→ **REQUIREMENTS**
Nothing in the records may be left out or altered; reproduce them all exactly.

→ **DATA FOR THIS TASK**
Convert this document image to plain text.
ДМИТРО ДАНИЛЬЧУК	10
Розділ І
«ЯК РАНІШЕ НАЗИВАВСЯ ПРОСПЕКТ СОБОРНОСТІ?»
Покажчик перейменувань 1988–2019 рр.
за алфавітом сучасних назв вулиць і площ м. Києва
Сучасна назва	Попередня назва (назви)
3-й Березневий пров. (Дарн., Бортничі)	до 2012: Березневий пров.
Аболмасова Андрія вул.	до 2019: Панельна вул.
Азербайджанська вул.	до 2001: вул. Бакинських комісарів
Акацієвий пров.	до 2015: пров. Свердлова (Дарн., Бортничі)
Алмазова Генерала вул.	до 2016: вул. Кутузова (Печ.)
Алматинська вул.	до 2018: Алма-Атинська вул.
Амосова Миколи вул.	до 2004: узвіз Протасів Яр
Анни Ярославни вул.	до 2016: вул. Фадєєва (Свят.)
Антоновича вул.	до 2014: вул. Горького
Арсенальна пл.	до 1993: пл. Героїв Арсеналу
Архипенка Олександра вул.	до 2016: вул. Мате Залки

→ **FULL RESPONSE**
Convert this document image to plain text.
ДМИТРО ДАНИЛЬЧУК	10
Розділ І
«ЯК РАНІШЕ НАЗИВАВСЯ ПРОСПЕКТ СОБОРНОСТІ?»
Покажчик перейменувань 1988–2019 рр.
за алфавітом сучасних назв вулиць і площ м. Києва
Сучасна назва	Попередня назва (назви)
3-й Березневий пров. (Дарн., Бортничі)	до 2012: Березневий пров.
Аболмасова Андрія вул.	до 2019: Панельна вул.
Азербайджанська вул.	до 2001: вул. Бакинських комісарів
Акацієвий пров.	до 2015: пров. Свердлова (Дарн., Бортничі)
Алмазова Генерала вул.	до 2016: вул. Кутузова (Печ.)
Алматинська вул.	до 2018: Алма-Атинська вул.
Амосова Миколи вул.	до 2004: узвіз Протасів Яр
Анни Ярославни вул.	до 2016: вул. Фадєєва (Свят.)
Антоновича вул.	до 2014: вул. Горького
Арсенальна пл.	до 1993: пл. Героїв Арсеналу
Архипенка Олександра вул.	до 2016: вул. Мате Залки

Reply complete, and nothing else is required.